▸ OBJECTIVE: From the listing below, extract every line in which the word "ffffff" appears.

▸ SUPPLIED INFORMATION:
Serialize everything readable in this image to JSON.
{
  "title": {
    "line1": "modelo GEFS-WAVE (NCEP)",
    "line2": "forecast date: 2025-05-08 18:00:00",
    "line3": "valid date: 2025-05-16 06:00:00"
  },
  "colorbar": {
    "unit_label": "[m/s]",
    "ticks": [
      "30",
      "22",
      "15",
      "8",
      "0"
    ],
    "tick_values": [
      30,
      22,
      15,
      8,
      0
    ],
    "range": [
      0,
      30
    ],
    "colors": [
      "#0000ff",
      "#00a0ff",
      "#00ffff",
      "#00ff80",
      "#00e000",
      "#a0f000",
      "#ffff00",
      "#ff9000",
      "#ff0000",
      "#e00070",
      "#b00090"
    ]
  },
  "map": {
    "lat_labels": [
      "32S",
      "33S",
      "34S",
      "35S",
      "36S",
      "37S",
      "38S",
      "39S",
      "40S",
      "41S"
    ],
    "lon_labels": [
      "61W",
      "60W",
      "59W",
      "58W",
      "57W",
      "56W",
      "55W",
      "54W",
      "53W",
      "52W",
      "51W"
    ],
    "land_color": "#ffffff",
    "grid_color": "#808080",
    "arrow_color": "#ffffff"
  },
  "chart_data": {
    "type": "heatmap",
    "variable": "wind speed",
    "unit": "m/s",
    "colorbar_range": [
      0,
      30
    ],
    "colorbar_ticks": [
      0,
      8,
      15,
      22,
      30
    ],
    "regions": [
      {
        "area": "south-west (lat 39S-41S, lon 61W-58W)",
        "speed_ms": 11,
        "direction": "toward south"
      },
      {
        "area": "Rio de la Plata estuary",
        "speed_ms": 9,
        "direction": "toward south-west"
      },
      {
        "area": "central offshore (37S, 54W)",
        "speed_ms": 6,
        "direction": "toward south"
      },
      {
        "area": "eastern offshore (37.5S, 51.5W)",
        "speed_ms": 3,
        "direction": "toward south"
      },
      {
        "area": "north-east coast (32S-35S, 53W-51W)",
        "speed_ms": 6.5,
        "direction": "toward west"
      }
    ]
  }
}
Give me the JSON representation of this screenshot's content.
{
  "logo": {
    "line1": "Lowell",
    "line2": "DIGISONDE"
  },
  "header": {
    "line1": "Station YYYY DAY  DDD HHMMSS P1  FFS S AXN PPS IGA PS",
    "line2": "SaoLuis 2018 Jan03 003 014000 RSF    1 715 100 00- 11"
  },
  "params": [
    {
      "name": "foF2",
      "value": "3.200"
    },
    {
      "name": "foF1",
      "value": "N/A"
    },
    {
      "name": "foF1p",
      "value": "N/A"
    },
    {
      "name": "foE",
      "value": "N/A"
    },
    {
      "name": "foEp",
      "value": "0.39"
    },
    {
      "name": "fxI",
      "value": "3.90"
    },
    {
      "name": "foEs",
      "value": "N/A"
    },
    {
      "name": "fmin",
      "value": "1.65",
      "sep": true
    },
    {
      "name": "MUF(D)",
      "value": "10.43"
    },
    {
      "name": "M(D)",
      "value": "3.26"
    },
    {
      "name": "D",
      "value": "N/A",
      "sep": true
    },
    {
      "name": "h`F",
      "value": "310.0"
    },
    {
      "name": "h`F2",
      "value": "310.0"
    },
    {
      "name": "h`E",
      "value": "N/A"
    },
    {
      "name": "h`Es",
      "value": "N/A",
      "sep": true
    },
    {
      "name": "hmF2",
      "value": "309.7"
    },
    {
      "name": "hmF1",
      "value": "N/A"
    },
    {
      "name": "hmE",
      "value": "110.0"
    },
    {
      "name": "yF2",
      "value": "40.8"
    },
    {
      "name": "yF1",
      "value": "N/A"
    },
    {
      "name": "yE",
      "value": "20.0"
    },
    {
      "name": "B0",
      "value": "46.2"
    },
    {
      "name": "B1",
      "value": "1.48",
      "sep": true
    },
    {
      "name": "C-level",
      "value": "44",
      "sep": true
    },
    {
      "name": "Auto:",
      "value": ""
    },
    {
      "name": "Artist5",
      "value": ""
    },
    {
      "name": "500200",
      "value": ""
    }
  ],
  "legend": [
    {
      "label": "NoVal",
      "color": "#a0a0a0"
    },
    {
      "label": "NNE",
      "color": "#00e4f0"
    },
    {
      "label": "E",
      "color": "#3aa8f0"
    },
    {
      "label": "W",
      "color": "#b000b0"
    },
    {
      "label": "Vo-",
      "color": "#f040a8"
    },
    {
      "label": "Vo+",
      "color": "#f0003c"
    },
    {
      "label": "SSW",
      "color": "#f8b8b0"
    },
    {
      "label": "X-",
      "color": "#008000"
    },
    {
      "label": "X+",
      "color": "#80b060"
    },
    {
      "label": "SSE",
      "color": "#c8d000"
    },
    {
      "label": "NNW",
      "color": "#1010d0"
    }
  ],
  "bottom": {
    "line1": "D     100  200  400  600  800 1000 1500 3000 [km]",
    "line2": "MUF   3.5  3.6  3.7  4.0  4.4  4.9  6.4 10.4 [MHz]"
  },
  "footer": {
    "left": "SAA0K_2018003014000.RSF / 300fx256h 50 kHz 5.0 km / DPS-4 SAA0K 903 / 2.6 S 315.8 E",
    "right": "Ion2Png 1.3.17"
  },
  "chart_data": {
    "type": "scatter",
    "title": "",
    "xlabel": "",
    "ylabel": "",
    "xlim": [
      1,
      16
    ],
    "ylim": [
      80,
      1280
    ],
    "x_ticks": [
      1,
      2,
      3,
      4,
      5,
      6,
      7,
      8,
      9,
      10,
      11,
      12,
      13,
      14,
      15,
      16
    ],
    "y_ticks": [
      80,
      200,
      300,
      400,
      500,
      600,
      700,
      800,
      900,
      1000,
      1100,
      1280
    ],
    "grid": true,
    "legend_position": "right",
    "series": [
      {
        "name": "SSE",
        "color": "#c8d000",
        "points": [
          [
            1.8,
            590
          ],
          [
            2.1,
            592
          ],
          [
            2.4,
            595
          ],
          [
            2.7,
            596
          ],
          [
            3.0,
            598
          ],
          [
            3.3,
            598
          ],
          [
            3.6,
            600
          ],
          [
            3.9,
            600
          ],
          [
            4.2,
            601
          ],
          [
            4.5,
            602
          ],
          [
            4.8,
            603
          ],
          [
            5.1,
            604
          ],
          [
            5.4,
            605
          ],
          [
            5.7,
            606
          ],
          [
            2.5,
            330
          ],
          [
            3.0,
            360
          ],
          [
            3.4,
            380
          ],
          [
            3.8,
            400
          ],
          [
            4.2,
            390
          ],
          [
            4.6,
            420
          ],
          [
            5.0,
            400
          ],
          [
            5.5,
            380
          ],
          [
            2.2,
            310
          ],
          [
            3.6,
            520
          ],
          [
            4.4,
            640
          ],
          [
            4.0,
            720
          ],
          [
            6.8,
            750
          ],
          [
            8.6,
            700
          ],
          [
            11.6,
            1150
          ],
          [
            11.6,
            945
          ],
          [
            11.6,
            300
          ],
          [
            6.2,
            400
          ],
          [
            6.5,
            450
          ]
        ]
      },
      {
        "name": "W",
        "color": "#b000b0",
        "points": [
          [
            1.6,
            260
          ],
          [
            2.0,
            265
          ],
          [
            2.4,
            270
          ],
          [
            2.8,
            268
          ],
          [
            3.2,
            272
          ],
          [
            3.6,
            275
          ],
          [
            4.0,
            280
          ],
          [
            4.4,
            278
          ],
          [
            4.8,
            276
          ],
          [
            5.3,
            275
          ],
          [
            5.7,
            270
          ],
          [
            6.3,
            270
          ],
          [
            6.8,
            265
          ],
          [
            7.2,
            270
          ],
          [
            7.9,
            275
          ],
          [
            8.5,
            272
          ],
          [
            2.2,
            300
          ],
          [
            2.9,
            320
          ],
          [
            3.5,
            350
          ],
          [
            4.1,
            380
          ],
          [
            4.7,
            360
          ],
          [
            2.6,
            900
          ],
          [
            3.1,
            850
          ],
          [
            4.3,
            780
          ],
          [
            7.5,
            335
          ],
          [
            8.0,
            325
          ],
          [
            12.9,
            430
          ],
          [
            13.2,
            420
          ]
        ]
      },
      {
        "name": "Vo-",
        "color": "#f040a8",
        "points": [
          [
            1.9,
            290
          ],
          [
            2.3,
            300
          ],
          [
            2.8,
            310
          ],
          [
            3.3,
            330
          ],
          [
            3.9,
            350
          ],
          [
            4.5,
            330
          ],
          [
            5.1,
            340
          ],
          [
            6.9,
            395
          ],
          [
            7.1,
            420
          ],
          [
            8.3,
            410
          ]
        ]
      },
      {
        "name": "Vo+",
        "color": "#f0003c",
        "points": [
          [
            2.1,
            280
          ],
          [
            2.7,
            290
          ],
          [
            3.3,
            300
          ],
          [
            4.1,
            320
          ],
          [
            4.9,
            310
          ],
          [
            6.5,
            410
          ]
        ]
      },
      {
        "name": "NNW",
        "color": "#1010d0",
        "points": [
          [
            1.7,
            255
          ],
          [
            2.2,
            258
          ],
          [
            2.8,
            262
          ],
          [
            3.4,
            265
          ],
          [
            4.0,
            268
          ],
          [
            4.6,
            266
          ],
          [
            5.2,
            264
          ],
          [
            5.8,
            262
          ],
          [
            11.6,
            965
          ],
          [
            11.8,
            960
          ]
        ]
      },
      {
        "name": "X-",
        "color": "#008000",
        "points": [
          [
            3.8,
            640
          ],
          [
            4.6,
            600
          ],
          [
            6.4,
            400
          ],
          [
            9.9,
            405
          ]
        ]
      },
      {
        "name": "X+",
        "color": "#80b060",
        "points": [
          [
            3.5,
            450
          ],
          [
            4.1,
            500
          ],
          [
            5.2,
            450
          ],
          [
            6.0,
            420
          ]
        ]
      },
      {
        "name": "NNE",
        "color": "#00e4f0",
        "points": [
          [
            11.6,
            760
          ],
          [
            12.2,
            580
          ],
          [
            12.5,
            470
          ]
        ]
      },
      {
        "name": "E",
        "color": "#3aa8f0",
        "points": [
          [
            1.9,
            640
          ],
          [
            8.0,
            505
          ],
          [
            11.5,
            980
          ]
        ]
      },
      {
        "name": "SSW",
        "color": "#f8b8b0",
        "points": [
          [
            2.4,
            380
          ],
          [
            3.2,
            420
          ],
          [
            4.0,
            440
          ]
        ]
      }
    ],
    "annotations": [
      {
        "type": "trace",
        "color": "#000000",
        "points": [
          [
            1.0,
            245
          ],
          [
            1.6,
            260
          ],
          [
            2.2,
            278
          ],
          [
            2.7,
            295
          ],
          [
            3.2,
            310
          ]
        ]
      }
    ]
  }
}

▸ THE REPLY:
    "land_color": "#ffffff",
    "arrow_color": "#ffffff"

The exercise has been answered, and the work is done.